* Objective:
Can you print the data exactly and leave out each image?

* Data section:
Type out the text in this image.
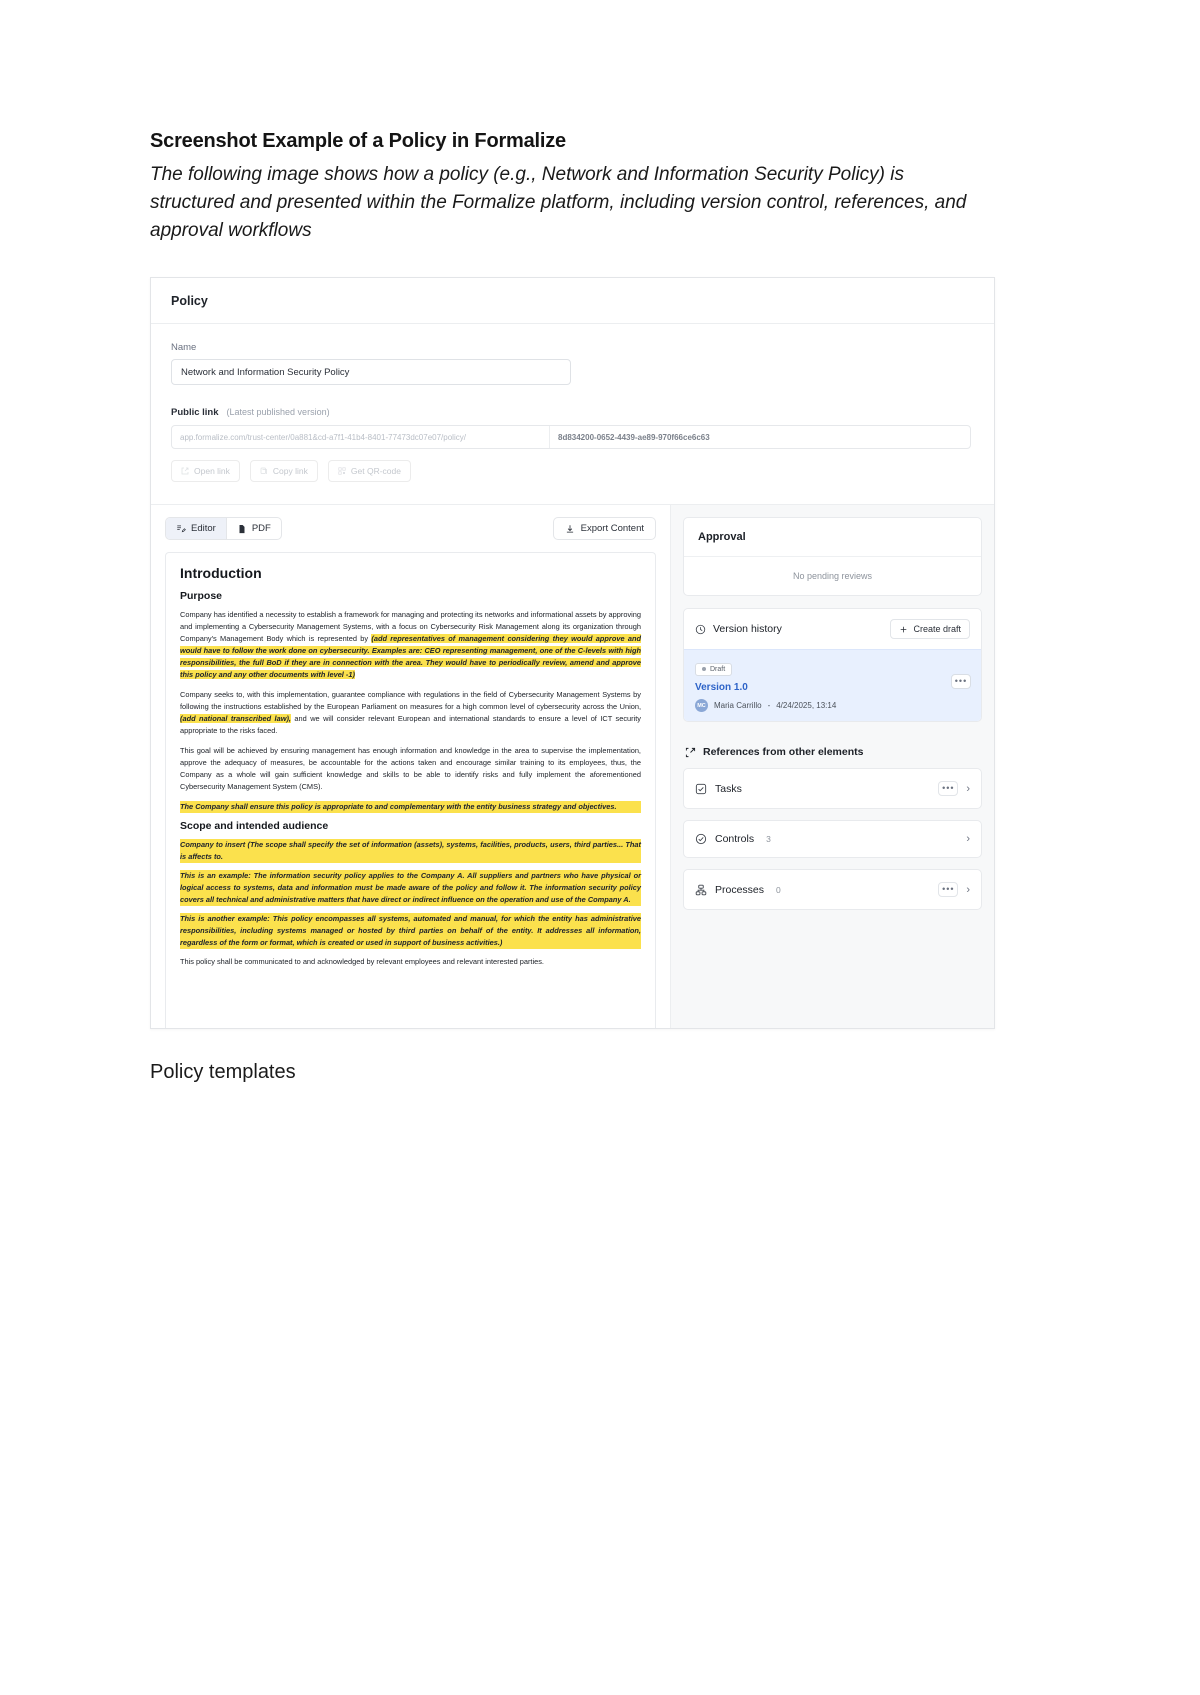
Screenshot Example of a Policy in Formalize

The following image shows how a policy (e.g., Network and Information Security Policy) is structured and presented within the Formalize platform, including version control, references, and approval workflows

Policy
Name
Network and Information Security Policy
Public link (Latest published version)
app.formalize.com/trust-center/0a881&cd-a7f1-41b4-8401-77473dc07e07/policy/	8d834200-0652-4439-ae89-970f66ce6c63
Open link	Copy link	Get QR-code
Editor	PDF	Export Content
Introduction
Purpose

Company has identified a necessity to establish a framework for managing and protecting its networks and informational assets by approving and implementing a Cybersecurity Management Systems, with a focus on Cybersecurity Risk Management along its organization through Company's Management Body which is represented by (add representatives of management considering they would approve and would have to follow the work done on cybersecurity. Examples are: CEO representing management, one of the C-levels with high responsibilities, the full BoD if they are in connection with the area. They would have to periodically review, amend and approve this policy and any other documents with level -1)

Company seeks to, with this implementation, guarantee compliance with regulations in the field of Cybersecurity Management Systems by following the instructions established by the European Parliament on measures for a high common level of cybersecurity across the Union, (add national transcribed law), and we will consider relevant European and international standards to ensure a level of ICT security appropriate to the risks faced.

This goal will be achieved by ensuring management has enough information and knowledge in the area to supervise the implementation, approve the adequacy of measures, be accountable for the actions taken and encourage similar training to its employees, thus, the Company as a whole will gain sufficient knowledge and skills to be able to identify risks and fully implement the aforementioned Cybersecurity Management System (CMS).

The Company shall ensure this policy is appropriate to and complementary with the entity business strategy and objectives.
Scope and intended audience
Company to insert (The scope shall specify the set of information (assets), systems, facilities, products, users, third parties... That is affects to.
This is an example: The information security policy applies to the Company A. All suppliers and partners who have physical or logical access to systems, data and information must be made aware of the policy and follow it. The information security policy covers all technical and administrative matters that have direct or indirect influence on the operation and use of the Company A.
This is another example: This policy encompasses all systems, automated and manual, for which the entity has administrative responsibilities, including systems managed or hosted by third parties on behalf of the entity. It addresses all information, regardless of the form or format, which is created or used in support of business activities.)

This policy shall be communicated to and acknowledged by relevant employees and relevant interested parties.

Approval
No pending reviews
Version history	Create draft
Draft
Version 1.0
MC Maria Carrillo - 4/24/2025, 13:14
•••
References from other elements
Tasks	•••	›
Controls 3	›
Processes 0	•••	›
Policy templates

* Result of the exercise:
Type out the text in this image.
Screenshot Example of a Policy in Formalize

The following image shows how a policy (e.g., Network and Information Security Policy) is structured and presented within the Formalize platform, including version control, references, and approval workflows

Policy
Name
Network and Information Security Policy
Public link (Latest published version)
app.formalize.com/trust-center/0a881&cd-a7f1-41b4-8401-77473dc07e07/policy/	8d834200-0652-4439-ae89-970f66ce6c63
Open link	Copy link	Get QR-code
Editor	PDF	Export Content
Introduction
Purpose

Company has identified a necessity to establish a framework for managing and protecting its networks and informational assets by approving and implementing a Cybersecurity Management Systems, with a focus on Cybersecurity Risk Management along its organization through Company's Management Body which is represented by (add representatives of management considering they would approve and would have to follow the work done on cybersecurity. Examples are: CEO representing management, one of the C-levels with high responsibilities, the full BoD if they are in connection with the area. They would have to periodically review, amend and approve this policy and any other documents with level -1)

Company seeks to, with this implementation, guarantee compliance with regulations in the field of Cybersecurity Management Systems by following the instructions established by the European Parliament on measures for a high common level of cybersecurity across the Union, (add national transcribed law), and we will consider relevant European and international standards to ensure a level of ICT security appropriate to the risks faced.

This goal will be achieved by ensuring management has enough information and knowledge in the area to supervise the implementation, approve the adequacy of measures, be accountable for the actions taken and encourage similar training to its employees, thus, the Company as a whole will gain sufficient knowledge and skills to be able to identify risks and fully implement the aforementioned Cybersecurity Management System (CMS).

The Company shall ensure this policy is appropriate to and complementary with the entity business strategy and objectives.
Scope and intended audience
Company to insert (The scope shall specify the set of information (assets), systems, facilities, products, users, third parties... That is affects to.
This is an example: The information security policy applies to the Company A. All suppliers and partners who have physical or logical access to systems, data and information must be made aware of the policy and follow it. The information security policy covers all technical and administrative matters that have direct or indirect influence on the operation and use of the Company A.
This is another example: This policy encompasses all systems, automated and manual, for which the entity has administrative responsibilities, including systems managed or hosted by third parties on behalf of the entity. It addresses all information, regardless of the form or format, which is created or used in support of business activities.)

This policy shall be communicated to and acknowledged by relevant employees and relevant interested parties.

Approval
No pending reviews
Version history	Create draft
Draft
Version 1.0
MC Maria Carrillo - 4/24/2025, 13:14
•••
References from other elements
Tasks	•••	›
Controls 3	›
Processes 0	•••	›
Policy templates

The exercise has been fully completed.